Exercise ->
Transcribe the whole listing without a single picture.

Items ->
--- START ---
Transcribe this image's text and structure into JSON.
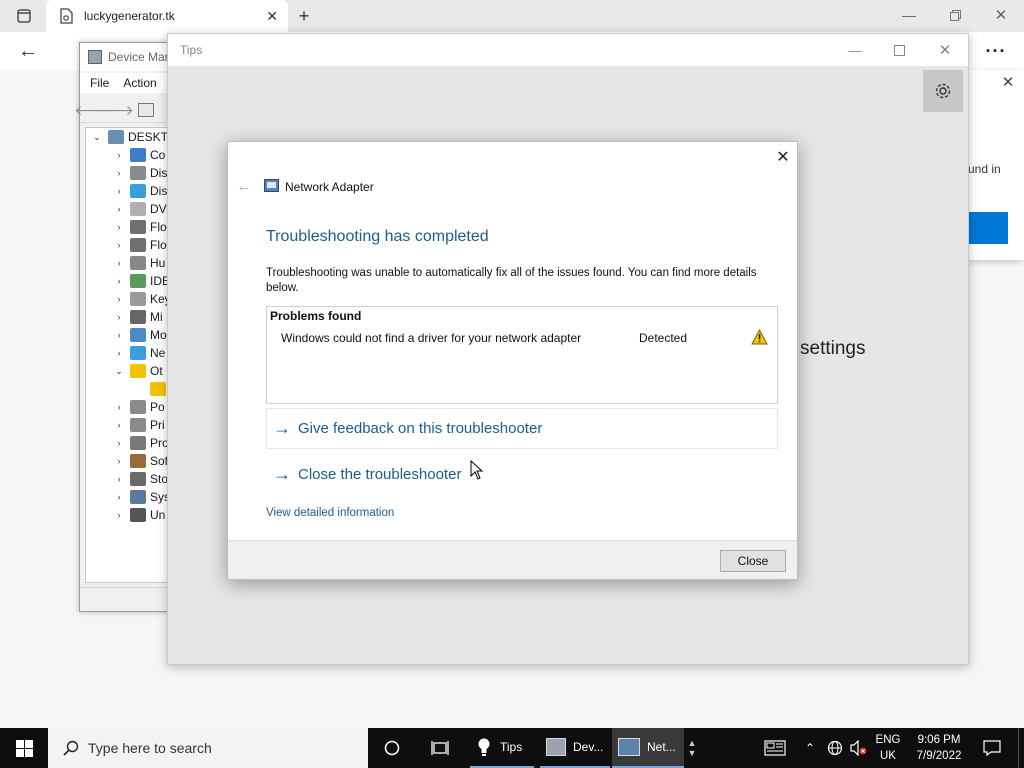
{
  "browser": {
    "tab_title": "luckygenerator.tk"
  },
  "device_manager": {
    "title": "Device Mar",
    "menu": [
      "File",
      "Action"
    ],
    "root_label": "DESKT",
    "items": [
      {
        "label": "Co",
        "expanded": false
      },
      {
        "label": "Dis",
        "expanded": false
      },
      {
        "label": "Dis",
        "expanded": false
      },
      {
        "label": "DV",
        "expanded": false
      },
      {
        "label": "Flo",
        "expanded": false
      },
      {
        "label": "Flo",
        "expanded": false
      },
      {
        "label": "Hu",
        "expanded": false
      },
      {
        "label": "IDE",
        "expanded": false
      },
      {
        "label": "Key",
        "expanded": false
      },
      {
        "label": "Mi",
        "expanded": false
      },
      {
        "label": "Mo",
        "expanded": false
      },
      {
        "label": "Ne",
        "expanded": false
      },
      {
        "label": "Ot",
        "expanded": true
      },
      {
        "label": "",
        "expanded": false
      },
      {
        "label": "Po",
        "expanded": false
      },
      {
        "label": "Pri",
        "expanded": false
      },
      {
        "label": "Pro",
        "expanded": false
      },
      {
        "label": "Sof",
        "expanded": false
      },
      {
        "label": "Sto",
        "expanded": false
      },
      {
        "label": "Sys",
        "expanded": false
      },
      {
        "label": "Un",
        "expanded": false
      }
    ]
  },
  "tips": {
    "title": "Tips",
    "partial_text": "settings"
  },
  "side_panel": {
    "partial_text": "und in"
  },
  "dialog": {
    "breadcrumb": "Network Adapter",
    "heading": "Troubleshooting has completed",
    "description": "Troubleshooting was unable to automatically fix all of the issues found. You can find more details below.",
    "problems_header": "Problems found",
    "problem": {
      "text": "Windows could not find a driver for your network adapter",
      "status": "Detected"
    },
    "feedback_link": "Give feedback on this troubleshooter",
    "close_link": "Close the troubleshooter",
    "details_link": "View detailed information",
    "close_button": "Close"
  },
  "taskbar": {
    "search_placeholder": "Type here to search",
    "apps": [
      {
        "label": "Tips"
      },
      {
        "label": "Dev..."
      },
      {
        "label": "Net..."
      }
    ],
    "lang_top": "ENG",
    "lang_bottom": "UK",
    "time": "9:06 PM",
    "date": "7/9/2022"
  },
  "colors": {
    "heading_blue": "#1f5c8e",
    "link_blue": "#0a5ea8",
    "warning_yellow": "#f2c300",
    "accent_blue": "#0078d7"
  }
}
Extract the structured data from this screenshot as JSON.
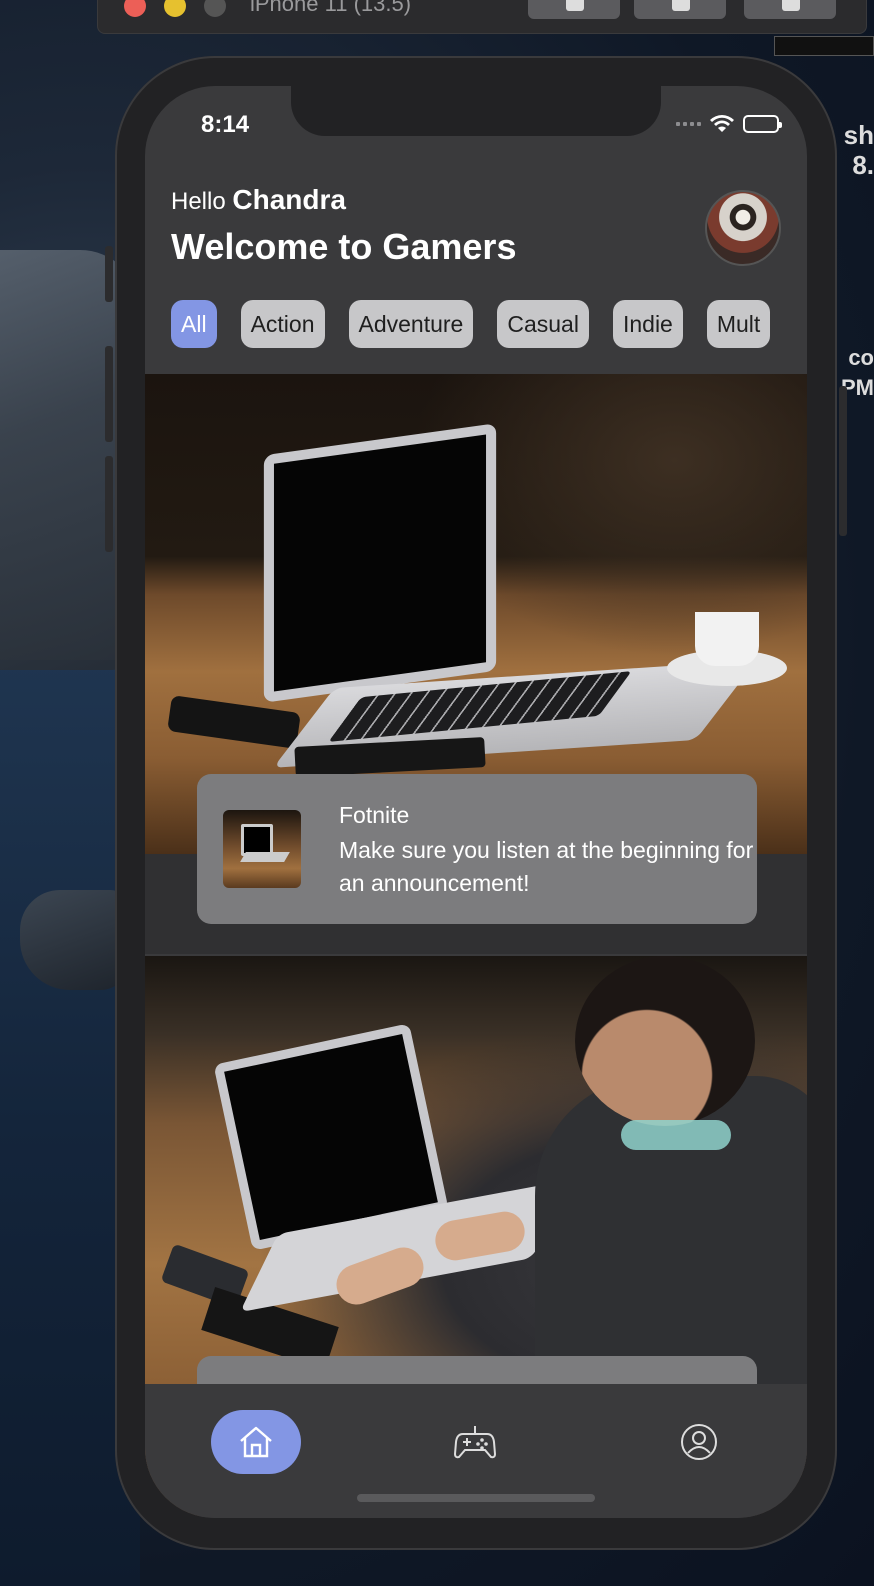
{
  "simulator": {
    "title": "iPhone 11 (13.5)"
  },
  "desktop": {
    "side_text_1": "sh",
    "side_text_2": "8.",
    "side_text_3": "co",
    "side_text_4": "PM"
  },
  "status_bar": {
    "time": "8:14"
  },
  "header": {
    "hello": "Hello",
    "user_name": "Chandra",
    "welcome": "Welcome to Gamers"
  },
  "categories": {
    "items": [
      "All",
      "Action",
      "Adventure",
      "Casual",
      "Indie",
      "Mult"
    ],
    "selected": "All"
  },
  "feed": [
    {
      "title": "Fotnite",
      "description": "Make sure you listen at the beginning for an announcement!"
    }
  ],
  "tabbar": {
    "items": [
      {
        "name": "home",
        "icon": "home-icon",
        "active": true
      },
      {
        "name": "games",
        "icon": "gamepad-icon",
        "active": false
      },
      {
        "name": "profile",
        "icon": "profile-icon",
        "active": false
      }
    ]
  },
  "colors": {
    "accent": "#8396e4",
    "screen_bg": "#3a3a3c",
    "card_bg": "#7c7c7e",
    "chip_bg": "#c7c7c9"
  }
}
--- END ---
Problem solution ->
Transcribe this image's text and structure into JSON.
{
  "browser": {
    "tab_title": "luckygenerator.tk"
  },
  "device_manager": {
    "title": "Device Mar",
    "menu": [
      "File",
      "Action"
    ],
    "root_label": "DESKT",
    "items": [
      {
        "label": "Co",
        "expanded": false
      },
      {
        "label": "Dis",
        "expanded": false
      },
      {
        "label": "Dis",
        "expanded": false
      },
      {
        "label": "DV",
        "expanded": false
      },
      {
        "label": "Flo",
        "expanded": false
      },
      {
        "label": "Flo",
        "expanded": false
      },
      {
        "label": "Hu",
        "expanded": false
      },
      {
        "label": "IDE",
        "expanded": false
      },
      {
        "label": "Key",
        "expanded": false
      },
      {
        "label": "Mi",
        "expanded": false
      },
      {
        "label": "Mo",
        "expanded": false
      },
      {
        "label": "Ne",
        "expanded": false
      },
      {
        "label": "Ot",
        "expanded": true
      },
      {
        "label": "",
        "expanded": false
      },
      {
        "label": "Po",
        "expanded": false
      },
      {
        "label": "Pri",
        "expanded": false
      },
      {
        "label": "Pro",
        "expanded": false
      },
      {
        "label": "Sof",
        "expanded": false
      },
      {
        "label": "Sto",
        "expanded": false
      },
      {
        "label": "Sys",
        "expanded": false
      },
      {
        "label": "Un",
        "expanded": false
      }
    ]
  },
  "tips": {
    "title": "Tips",
    "partial_text": "settings"
  },
  "side_panel": {
    "partial_text": "und in"
  },
  "dialog": {
    "breadcrumb": "Network Adapter",
    "heading": "Troubleshooting has completed",
    "description": "Troubleshooting was unable to automatically fix all of the issues found. You can find more details below.",
    "problems_header": "Problems found",
    "problem": {
      "text": "Windows could not find a driver for your network adapter",
      "status": "Detected"
    },
    "feedback_link": "Give feedback on this troubleshooter",
    "close_link": "Close the troubleshooter",
    "details_link": "View detailed information",
    "close_button": "Close"
  },
  "taskbar": {
    "search_placeholder": "Type here to search",
    "apps": [
      {
        "label": "Tips"
      },
      {
        "label": "Dev..."
      },
      {
        "label": "Net..."
      }
    ],
    "lang_top": "ENG",
    "lang_bottom": "UK",
    "time": "9:06 PM",
    "date": "7/9/2022"
  },
  "colors": {
    "heading_blue": "#1f5c8e",
    "link_blue": "#0a5ea8",
    "warning_yellow": "#f2c300",
    "accent_blue": "#0078d7"
  }
}
Extract the structured data from this screenshot as JSON.
{
  "simulator": {
    "title": "iPhone 11 (13.5)"
  },
  "desktop": {
    "side_text_1": "sh",
    "side_text_2": "8.",
    "side_text_3": "co",
    "side_text_4": "PM"
  },
  "status_bar": {
    "time": "8:14"
  },
  "header": {
    "hello": "Hello",
    "user_name": "Chandra",
    "welcome": "Welcome to Gamers"
  },
  "categories": {
    "items": [
      "All",
      "Action",
      "Adventure",
      "Casual",
      "Indie",
      "Mult"
    ],
    "selected": "All"
  },
  "feed": [
    {
      "title": "Fotnite",
      "description": "Make sure you listen at the beginning for an announcement!"
    }
  ],
  "tabbar": {
    "items": [
      {
        "name": "home",
        "icon": "home-icon",
        "active": true
      },
      {
        "name": "games",
        "icon": "gamepad-icon",
        "active": false
      },
      {
        "name": "profile",
        "icon": "profile-icon",
        "active": false
      }
    ]
  },
  "colors": {
    "accent": "#8396e4",
    "screen_bg": "#3a3a3c",
    "card_bg": "#7c7c7e",
    "chip_bg": "#c7c7c9"
  }
}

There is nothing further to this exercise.